Across the entries below, how many lines contain the string "from"? Give only the count.

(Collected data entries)

▽

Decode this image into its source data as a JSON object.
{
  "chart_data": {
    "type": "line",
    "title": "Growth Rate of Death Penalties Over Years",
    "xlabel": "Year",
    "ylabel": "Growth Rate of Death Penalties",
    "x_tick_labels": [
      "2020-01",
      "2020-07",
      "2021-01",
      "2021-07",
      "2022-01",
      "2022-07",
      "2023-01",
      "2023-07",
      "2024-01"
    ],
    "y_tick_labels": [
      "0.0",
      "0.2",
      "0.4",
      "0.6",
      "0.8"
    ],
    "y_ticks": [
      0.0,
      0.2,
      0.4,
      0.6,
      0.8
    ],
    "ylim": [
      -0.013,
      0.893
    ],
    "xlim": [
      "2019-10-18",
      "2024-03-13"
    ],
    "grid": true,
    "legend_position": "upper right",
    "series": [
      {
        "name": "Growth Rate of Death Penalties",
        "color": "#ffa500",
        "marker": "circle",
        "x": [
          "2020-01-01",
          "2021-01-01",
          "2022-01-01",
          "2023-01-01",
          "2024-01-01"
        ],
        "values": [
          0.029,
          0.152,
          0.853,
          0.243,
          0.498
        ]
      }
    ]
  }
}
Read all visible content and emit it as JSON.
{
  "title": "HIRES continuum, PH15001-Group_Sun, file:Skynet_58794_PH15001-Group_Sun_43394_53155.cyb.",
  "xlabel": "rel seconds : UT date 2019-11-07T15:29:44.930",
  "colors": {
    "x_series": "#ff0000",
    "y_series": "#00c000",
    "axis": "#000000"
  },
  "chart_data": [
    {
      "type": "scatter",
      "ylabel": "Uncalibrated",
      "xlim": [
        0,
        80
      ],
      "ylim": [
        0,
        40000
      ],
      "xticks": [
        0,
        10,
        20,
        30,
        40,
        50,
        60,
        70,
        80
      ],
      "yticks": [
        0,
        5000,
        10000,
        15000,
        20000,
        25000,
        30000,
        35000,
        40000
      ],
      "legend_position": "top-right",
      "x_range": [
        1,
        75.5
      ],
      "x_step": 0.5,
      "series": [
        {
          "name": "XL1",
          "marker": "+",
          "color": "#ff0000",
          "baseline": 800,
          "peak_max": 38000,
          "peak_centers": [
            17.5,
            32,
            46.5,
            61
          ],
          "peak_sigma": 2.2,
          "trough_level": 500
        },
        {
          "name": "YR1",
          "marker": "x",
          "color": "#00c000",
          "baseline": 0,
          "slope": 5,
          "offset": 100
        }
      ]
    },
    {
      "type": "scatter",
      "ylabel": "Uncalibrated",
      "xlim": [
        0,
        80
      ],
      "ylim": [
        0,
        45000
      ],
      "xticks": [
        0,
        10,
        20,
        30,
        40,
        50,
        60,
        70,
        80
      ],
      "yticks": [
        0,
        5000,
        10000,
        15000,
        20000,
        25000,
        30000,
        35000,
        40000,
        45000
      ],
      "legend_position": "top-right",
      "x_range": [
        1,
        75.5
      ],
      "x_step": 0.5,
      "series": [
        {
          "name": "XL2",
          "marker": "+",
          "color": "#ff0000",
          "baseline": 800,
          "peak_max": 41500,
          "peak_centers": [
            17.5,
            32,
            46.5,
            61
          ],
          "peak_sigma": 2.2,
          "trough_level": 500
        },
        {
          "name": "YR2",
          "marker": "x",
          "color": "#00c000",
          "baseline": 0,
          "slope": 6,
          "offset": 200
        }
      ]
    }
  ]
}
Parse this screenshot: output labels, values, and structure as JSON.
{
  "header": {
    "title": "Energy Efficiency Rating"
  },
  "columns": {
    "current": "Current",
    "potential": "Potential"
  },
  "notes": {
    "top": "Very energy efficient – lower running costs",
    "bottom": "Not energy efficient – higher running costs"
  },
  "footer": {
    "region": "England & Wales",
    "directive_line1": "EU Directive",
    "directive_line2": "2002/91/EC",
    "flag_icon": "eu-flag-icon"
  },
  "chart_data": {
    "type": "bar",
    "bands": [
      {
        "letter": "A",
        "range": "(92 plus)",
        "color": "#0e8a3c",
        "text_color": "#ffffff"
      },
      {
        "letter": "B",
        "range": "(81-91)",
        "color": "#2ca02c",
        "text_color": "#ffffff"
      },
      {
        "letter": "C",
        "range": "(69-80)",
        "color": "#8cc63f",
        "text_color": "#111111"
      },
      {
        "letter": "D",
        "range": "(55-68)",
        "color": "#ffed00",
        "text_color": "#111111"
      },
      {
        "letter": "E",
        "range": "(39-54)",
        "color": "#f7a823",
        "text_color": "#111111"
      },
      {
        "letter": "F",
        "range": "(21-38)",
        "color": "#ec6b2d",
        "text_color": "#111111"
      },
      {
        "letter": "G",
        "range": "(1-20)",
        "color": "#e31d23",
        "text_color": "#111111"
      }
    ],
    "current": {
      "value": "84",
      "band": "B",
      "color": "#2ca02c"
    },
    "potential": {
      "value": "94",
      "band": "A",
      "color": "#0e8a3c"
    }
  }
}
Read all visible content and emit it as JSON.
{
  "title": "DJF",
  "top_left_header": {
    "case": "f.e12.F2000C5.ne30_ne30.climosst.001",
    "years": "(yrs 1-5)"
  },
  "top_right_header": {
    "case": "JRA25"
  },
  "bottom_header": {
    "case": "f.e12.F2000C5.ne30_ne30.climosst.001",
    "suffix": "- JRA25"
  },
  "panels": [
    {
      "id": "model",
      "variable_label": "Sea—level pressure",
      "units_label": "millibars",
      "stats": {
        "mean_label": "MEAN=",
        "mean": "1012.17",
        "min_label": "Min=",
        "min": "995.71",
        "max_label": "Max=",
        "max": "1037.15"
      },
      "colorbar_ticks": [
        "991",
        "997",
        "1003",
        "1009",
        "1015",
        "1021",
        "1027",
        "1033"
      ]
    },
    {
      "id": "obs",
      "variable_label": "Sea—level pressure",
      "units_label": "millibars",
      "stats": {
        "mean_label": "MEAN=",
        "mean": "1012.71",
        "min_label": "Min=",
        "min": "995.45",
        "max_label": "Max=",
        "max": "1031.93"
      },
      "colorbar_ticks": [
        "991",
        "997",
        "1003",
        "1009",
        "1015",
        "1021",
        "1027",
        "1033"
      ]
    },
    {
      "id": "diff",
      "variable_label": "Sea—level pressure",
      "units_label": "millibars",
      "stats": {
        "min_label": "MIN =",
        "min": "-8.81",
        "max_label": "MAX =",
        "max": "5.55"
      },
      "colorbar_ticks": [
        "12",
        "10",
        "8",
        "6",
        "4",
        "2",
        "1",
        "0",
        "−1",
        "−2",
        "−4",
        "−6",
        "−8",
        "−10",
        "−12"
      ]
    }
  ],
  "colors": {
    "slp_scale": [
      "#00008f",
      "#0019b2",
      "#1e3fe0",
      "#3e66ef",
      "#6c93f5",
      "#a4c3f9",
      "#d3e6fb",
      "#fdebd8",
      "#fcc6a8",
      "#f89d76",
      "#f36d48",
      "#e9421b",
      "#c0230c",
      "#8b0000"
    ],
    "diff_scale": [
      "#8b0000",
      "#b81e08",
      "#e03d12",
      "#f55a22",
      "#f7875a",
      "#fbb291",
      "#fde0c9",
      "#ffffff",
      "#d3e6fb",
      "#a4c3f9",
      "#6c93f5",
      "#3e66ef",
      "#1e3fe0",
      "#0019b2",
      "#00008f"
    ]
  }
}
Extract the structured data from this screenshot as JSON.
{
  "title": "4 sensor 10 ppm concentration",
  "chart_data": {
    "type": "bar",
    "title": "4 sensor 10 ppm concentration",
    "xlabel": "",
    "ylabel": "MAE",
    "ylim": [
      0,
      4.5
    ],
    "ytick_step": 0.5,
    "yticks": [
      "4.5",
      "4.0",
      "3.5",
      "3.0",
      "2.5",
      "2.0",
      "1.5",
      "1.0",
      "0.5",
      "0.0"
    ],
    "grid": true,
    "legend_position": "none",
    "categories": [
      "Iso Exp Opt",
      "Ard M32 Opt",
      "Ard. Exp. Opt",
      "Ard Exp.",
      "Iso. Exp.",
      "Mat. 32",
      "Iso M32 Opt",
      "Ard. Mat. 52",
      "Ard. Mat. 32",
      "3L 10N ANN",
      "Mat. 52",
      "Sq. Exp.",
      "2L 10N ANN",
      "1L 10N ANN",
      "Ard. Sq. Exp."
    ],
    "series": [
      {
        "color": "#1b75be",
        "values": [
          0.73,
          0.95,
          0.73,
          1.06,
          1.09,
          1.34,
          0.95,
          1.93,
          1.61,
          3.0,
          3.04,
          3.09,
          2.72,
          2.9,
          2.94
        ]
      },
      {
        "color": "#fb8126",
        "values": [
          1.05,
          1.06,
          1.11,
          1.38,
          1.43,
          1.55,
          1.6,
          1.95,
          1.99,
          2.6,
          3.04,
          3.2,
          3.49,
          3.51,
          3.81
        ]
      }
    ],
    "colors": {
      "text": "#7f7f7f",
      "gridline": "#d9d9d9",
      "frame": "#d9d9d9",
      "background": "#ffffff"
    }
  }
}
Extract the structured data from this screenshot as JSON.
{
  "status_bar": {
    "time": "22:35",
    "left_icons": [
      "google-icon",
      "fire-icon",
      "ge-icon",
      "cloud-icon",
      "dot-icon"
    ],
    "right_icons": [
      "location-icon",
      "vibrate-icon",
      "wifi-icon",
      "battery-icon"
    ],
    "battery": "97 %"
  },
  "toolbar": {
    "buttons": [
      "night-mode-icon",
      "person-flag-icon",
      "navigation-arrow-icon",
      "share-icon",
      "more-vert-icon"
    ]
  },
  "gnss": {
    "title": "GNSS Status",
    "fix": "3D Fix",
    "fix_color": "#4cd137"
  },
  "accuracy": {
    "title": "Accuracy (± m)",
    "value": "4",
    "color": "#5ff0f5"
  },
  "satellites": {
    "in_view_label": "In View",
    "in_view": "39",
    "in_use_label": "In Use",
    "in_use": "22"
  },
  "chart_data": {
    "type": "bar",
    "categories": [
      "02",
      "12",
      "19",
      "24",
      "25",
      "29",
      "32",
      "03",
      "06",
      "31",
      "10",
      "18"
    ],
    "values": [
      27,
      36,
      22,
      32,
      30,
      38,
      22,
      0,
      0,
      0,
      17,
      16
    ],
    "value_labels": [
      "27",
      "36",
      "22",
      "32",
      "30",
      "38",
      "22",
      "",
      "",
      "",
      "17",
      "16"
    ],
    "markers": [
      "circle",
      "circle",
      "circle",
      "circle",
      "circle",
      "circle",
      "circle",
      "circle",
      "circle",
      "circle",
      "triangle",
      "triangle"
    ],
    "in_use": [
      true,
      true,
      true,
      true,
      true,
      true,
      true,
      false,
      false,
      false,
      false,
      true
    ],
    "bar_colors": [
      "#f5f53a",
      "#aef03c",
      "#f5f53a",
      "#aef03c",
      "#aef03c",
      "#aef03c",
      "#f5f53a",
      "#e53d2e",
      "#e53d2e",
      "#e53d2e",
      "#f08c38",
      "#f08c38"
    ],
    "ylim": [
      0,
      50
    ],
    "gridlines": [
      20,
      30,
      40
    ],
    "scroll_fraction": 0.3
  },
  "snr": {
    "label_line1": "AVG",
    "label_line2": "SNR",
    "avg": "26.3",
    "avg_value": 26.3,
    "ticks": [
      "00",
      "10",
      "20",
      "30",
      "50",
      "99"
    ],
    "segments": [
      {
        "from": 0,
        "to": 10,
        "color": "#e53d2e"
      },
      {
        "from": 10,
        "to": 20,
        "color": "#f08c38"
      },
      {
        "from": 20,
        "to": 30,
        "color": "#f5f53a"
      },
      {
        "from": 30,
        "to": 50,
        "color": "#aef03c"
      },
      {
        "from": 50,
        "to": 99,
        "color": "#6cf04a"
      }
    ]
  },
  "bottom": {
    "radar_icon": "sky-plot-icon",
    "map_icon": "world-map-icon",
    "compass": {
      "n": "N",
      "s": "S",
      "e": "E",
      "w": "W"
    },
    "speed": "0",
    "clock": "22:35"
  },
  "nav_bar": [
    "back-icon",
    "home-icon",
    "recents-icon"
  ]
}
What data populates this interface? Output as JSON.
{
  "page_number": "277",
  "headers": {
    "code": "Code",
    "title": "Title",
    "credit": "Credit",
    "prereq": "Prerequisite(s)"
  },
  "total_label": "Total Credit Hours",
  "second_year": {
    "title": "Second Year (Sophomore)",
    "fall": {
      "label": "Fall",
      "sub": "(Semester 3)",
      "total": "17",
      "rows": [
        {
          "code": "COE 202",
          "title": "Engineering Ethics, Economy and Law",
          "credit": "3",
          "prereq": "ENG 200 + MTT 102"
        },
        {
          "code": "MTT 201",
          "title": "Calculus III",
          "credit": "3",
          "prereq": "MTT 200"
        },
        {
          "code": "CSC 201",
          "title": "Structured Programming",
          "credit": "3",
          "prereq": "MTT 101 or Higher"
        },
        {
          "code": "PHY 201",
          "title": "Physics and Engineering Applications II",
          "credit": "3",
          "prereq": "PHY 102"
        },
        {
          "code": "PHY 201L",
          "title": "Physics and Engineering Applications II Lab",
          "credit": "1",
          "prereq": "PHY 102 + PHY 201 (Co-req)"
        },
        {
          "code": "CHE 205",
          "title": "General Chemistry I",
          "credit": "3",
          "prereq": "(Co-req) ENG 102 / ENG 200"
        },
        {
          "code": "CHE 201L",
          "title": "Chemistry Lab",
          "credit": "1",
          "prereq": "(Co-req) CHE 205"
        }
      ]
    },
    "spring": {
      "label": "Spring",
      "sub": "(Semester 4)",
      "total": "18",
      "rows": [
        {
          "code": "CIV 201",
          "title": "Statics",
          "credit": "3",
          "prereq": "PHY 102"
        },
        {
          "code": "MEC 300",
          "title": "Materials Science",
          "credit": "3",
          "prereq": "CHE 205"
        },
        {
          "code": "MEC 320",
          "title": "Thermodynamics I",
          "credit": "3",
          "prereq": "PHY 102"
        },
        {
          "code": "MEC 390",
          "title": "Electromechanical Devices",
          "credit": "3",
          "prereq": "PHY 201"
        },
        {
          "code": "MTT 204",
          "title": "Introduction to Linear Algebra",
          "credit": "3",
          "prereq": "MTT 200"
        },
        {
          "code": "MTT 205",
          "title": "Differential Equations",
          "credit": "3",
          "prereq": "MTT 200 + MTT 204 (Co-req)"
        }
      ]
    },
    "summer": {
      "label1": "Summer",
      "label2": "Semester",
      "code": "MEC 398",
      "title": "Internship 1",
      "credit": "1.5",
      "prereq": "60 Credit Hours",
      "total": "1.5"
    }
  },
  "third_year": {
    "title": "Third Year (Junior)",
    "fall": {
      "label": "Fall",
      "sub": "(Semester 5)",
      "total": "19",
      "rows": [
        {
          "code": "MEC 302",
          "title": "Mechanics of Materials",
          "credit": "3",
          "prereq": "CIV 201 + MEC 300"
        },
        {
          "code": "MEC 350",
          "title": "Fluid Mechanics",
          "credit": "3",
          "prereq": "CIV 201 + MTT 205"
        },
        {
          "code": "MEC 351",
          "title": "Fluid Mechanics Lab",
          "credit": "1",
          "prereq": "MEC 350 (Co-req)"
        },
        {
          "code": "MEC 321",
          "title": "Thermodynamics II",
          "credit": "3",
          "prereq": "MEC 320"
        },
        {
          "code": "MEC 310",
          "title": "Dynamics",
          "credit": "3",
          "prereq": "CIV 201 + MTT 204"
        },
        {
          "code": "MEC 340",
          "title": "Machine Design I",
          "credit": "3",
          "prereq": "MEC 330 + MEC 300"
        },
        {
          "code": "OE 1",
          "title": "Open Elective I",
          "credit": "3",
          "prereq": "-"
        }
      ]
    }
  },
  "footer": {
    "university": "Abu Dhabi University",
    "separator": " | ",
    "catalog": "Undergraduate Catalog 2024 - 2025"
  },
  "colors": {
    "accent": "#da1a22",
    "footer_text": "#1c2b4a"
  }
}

△

• OUTPUT
7